— begin ENTRIES —

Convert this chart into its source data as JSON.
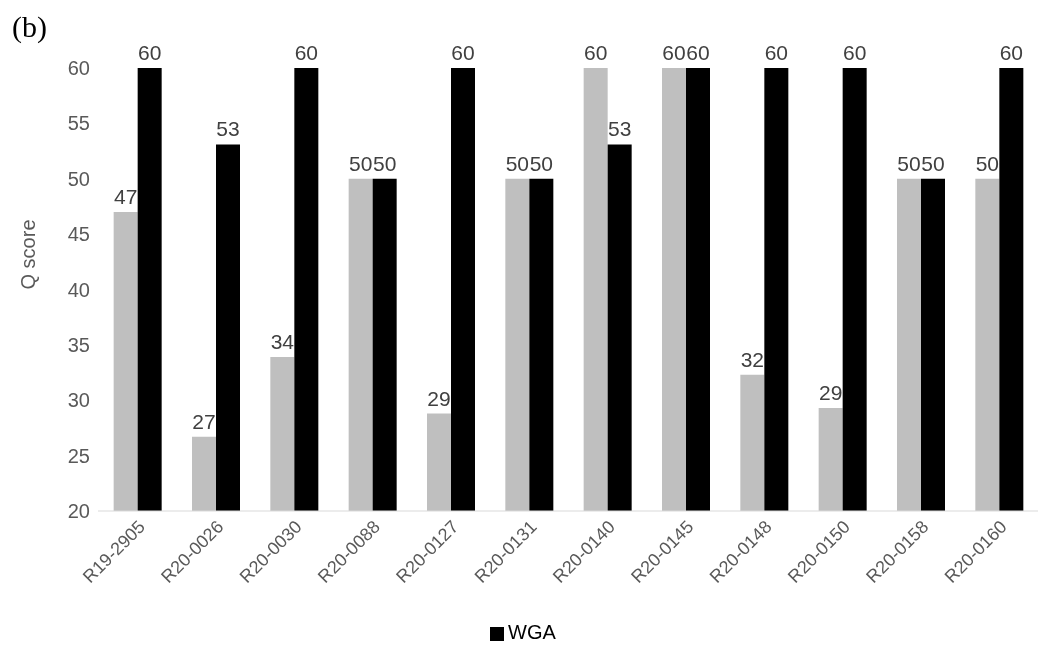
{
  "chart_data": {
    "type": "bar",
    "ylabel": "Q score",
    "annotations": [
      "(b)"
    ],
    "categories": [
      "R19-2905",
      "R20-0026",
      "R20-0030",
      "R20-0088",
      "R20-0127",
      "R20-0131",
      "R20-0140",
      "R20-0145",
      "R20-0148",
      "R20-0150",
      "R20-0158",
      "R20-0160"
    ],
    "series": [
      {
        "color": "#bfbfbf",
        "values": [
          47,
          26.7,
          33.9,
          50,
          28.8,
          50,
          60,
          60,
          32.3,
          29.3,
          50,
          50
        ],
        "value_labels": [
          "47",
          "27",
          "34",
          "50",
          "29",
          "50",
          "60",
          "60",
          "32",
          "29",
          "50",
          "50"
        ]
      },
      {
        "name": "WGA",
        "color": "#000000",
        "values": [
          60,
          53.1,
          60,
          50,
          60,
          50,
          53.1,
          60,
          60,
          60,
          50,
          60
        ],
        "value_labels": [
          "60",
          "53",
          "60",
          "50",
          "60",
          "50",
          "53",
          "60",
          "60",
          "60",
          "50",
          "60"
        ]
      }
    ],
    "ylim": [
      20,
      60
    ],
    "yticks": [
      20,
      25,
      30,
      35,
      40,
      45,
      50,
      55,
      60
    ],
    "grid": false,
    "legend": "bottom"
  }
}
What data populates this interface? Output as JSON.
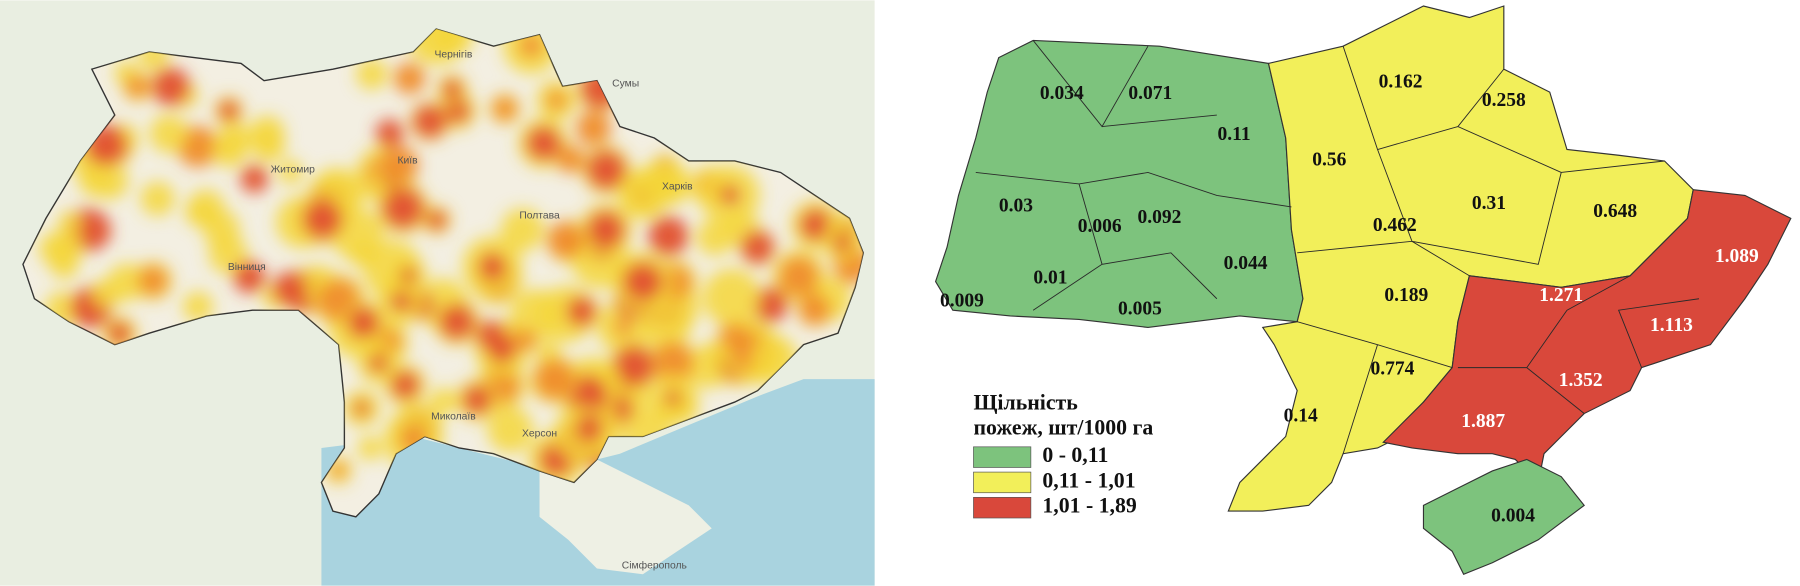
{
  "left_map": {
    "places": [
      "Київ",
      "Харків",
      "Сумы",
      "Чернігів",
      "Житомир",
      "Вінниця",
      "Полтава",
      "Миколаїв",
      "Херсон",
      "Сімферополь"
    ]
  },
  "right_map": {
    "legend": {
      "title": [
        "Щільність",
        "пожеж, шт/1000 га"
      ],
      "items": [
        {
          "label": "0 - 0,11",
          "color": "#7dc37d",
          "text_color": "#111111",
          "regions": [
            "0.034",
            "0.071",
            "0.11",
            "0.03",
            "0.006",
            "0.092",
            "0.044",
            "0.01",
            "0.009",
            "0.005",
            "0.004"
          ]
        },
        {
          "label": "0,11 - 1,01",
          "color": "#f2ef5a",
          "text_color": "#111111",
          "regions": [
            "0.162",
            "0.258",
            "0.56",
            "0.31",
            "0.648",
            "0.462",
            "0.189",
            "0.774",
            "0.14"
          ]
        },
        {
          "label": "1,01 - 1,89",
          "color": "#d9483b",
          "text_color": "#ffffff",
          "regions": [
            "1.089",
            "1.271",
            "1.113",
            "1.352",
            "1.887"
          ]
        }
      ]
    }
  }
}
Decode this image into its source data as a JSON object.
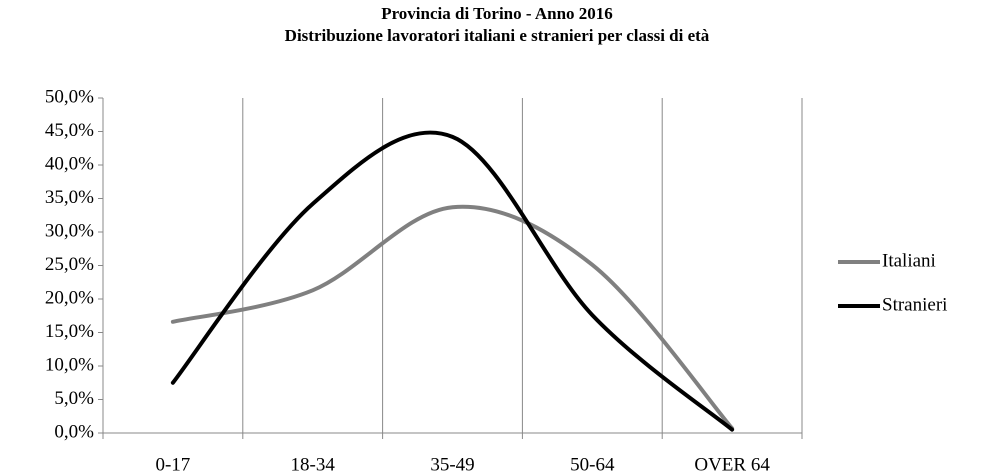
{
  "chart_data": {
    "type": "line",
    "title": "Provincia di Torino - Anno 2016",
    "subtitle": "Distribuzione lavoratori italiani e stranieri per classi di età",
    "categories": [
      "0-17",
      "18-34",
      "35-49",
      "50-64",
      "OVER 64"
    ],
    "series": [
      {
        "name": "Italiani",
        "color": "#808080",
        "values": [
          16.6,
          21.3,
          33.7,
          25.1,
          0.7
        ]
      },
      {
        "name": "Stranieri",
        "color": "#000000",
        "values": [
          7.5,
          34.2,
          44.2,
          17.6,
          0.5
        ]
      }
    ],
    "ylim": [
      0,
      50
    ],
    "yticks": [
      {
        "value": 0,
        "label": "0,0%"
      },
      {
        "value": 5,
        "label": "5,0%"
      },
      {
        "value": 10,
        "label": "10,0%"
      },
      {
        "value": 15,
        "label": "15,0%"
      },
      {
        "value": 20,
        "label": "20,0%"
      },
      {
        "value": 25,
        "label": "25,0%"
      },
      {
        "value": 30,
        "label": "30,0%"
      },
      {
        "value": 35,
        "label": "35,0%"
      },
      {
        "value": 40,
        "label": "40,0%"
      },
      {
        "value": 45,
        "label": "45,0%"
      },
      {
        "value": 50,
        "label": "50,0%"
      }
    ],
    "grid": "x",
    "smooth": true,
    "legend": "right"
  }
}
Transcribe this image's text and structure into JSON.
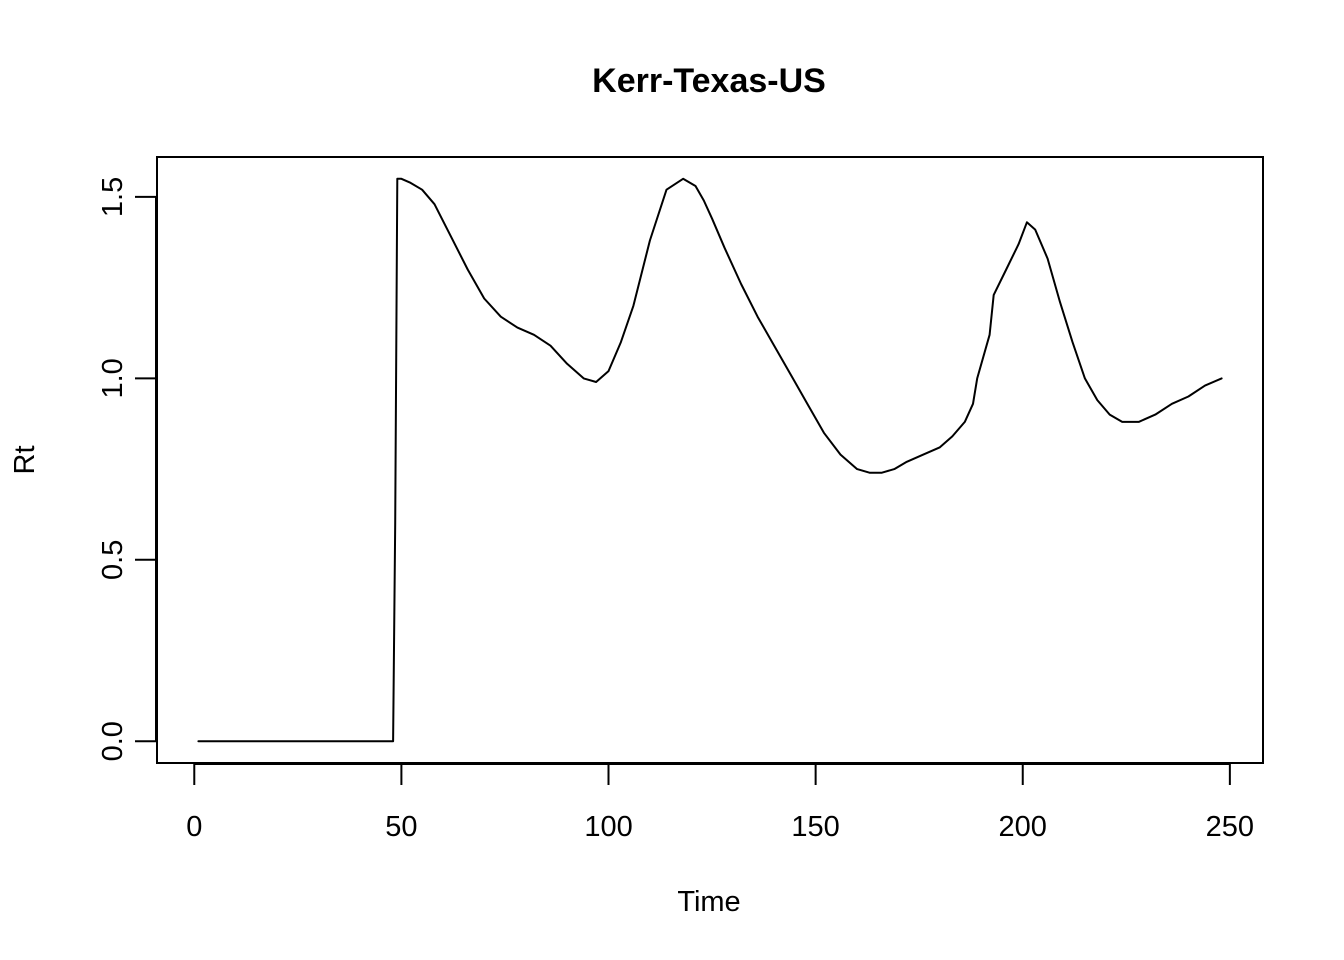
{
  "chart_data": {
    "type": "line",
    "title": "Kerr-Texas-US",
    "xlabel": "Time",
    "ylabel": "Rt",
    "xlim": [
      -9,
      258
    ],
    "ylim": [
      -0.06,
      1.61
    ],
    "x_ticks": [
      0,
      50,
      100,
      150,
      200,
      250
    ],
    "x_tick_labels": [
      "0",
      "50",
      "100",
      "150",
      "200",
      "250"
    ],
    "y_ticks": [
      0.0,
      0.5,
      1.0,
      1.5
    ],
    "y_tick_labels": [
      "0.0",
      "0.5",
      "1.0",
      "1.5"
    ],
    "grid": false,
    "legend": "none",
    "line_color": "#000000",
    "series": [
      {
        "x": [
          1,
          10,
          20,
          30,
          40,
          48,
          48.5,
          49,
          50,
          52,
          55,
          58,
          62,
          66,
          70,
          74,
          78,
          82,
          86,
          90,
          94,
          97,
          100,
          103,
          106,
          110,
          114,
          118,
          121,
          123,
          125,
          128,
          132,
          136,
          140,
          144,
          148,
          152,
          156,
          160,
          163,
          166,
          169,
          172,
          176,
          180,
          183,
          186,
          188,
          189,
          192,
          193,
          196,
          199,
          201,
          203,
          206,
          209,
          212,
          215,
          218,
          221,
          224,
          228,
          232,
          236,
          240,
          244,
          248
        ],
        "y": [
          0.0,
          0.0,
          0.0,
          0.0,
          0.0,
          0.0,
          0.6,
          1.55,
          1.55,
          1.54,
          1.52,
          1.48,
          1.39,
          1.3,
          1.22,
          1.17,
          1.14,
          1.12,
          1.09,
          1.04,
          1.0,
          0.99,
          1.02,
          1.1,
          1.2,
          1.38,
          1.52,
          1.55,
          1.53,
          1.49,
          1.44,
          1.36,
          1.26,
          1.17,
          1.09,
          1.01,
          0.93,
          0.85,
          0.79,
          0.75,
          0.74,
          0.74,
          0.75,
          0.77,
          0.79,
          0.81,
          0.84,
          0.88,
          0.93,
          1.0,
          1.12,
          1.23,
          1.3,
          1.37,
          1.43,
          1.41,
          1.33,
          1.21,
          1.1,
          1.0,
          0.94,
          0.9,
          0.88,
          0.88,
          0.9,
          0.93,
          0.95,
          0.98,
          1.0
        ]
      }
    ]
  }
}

— end ENTRIES —

=== WORK REQUIRED ===
Gather and copy every line of the data in which the string "legend" is found.

=== TASK SOLUTION ===
    "legend": "bottom"
    "legend": {
    "legend": "right"
    "legend": "none",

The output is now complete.